--- START ---

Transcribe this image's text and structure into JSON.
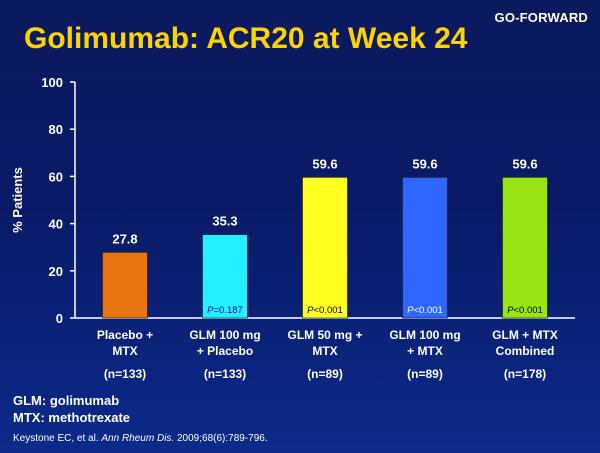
{
  "header": {
    "study_tag": "GO-FORWARD",
    "title": "Golimumab: ACR20 at Week 24"
  },
  "chart_data": {
    "type": "bar",
    "title": "Golimumab: ACR20 at Week 24",
    "ylabel": "% Patients",
    "xlabel": "",
    "ylim": [
      0,
      100
    ],
    "yticks": [
      0,
      20,
      40,
      60,
      80,
      100
    ],
    "grid": false,
    "legend": "none",
    "categories": [
      [
        "Placebo +",
        "MTX",
        "(n=133)"
      ],
      [
        "GLM 100 mg",
        "+ Placebo",
        "(n=133)"
      ],
      [
        "GLM 50 mg +",
        "MTX",
        "(n=89)"
      ],
      [
        "GLM 100 mg",
        "+ MTX",
        "(n=89)"
      ],
      [
        "GLM + MTX",
        "Combined",
        "(n=178)"
      ]
    ],
    "values": [
      27.8,
      35.3,
      59.6,
      59.6,
      59.6
    ],
    "value_labels": [
      "27.8",
      "35.3",
      "59.6",
      "59.6",
      "59.6"
    ],
    "p_values": [
      "",
      "=0.187",
      "<0.001",
      "<0.001",
      "<0.001"
    ],
    "p_prefix": "P",
    "colors": [
      "#e87511",
      "#22f0ff",
      "#ffff22",
      "#2f66ff",
      "#99e615"
    ],
    "p_label_colors": [
      "#000000",
      "#0000aa",
      "#000000",
      "#ffffff",
      "#000000"
    ]
  },
  "legend_notes": [
    "GLM:  golimumab",
    "MTX:  methotrexate"
  ],
  "citation": {
    "authors": "Keystone EC, et al.",
    "journal": "Ann Rheum Dis.",
    "details": "2009;68(6):789-796."
  }
}
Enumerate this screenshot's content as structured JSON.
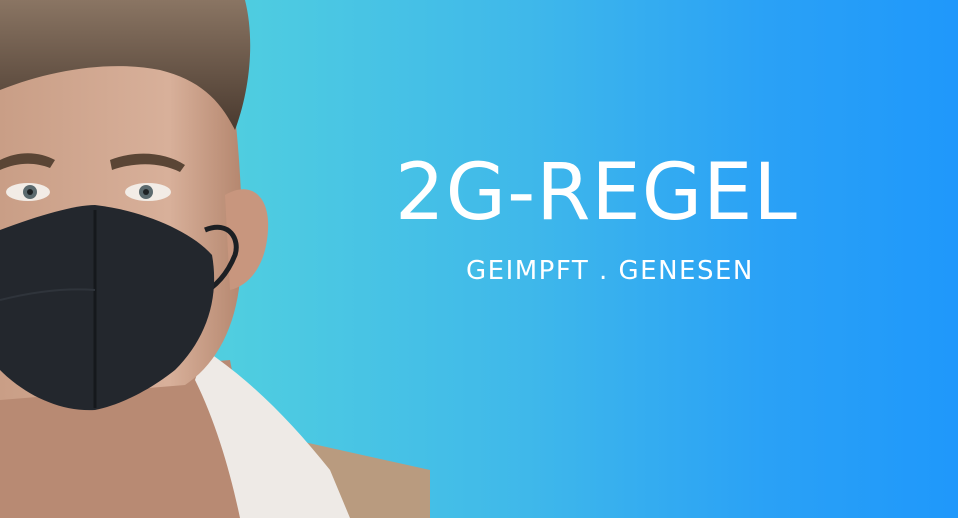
{
  "banner": {
    "headline": "2G-REGEL",
    "subline": "GEIMPFT . GENESEN"
  },
  "colors": {
    "gradient_left": "#5fdcd6",
    "gradient_right": "#1f98fb",
    "text": "#ffffff",
    "mask": "#23272d"
  }
}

--- END ---

## How to complete this task
Could you set down the records above word for word, without any of the pictures?

## Exercise output
Transcribe this image's text and structure into JSON.
{
  "header": {
    "study_tag": "GO-FORWARD",
    "title": "Golimumab: ACR20 at Week 24"
  },
  "chart_data": {
    "type": "bar",
    "title": "Golimumab: ACR20 at Week 24",
    "ylabel": "% Patients",
    "xlabel": "",
    "ylim": [
      0,
      100
    ],
    "yticks": [
      0,
      20,
      40,
      60,
      80,
      100
    ],
    "grid": false,
    "legend": "none",
    "categories": [
      [
        "Placebo +",
        "MTX",
        "(n=133)"
      ],
      [
        "GLM 100 mg",
        "+ Placebo",
        "(n=133)"
      ],
      [
        "GLM 50 mg +",
        "MTX",
        "(n=89)"
      ],
      [
        "GLM 100 mg",
        "+ MTX",
        "(n=89)"
      ],
      [
        "GLM + MTX",
        "Combined",
        "(n=178)"
      ]
    ],
    "values": [
      27.8,
      35.3,
      59.6,
      59.6,
      59.6
    ],
    "value_labels": [
      "27.8",
      "35.3",
      "59.6",
      "59.6",
      "59.6"
    ],
    "p_values": [
      "",
      "=0.187",
      "<0.001",
      "<0.001",
      "<0.001"
    ],
    "p_prefix": "P",
    "colors": [
      "#e87511",
      "#22f0ff",
      "#ffff22",
      "#2f66ff",
      "#99e615"
    ],
    "p_label_colors": [
      "#000000",
      "#0000aa",
      "#000000",
      "#ffffff",
      "#000000"
    ]
  },
  "legend_notes": [
    "GLM:  golimumab",
    "MTX:  methotrexate"
  ],
  "citation": {
    "authors": "Keystone EC, et al.",
    "journal": "Ann Rheum Dis.",
    "details": "2009;68(6):789-796."
  }
}
Enumerate this screenshot's content as structured JSON.
{
  "banner": {
    "headline": "2G-REGEL",
    "subline": "GEIMPFT . GENESEN"
  },
  "colors": {
    "gradient_left": "#5fdcd6",
    "gradient_right": "#1f98fb",
    "text": "#ffffff",
    "mask": "#23272d"
  }
}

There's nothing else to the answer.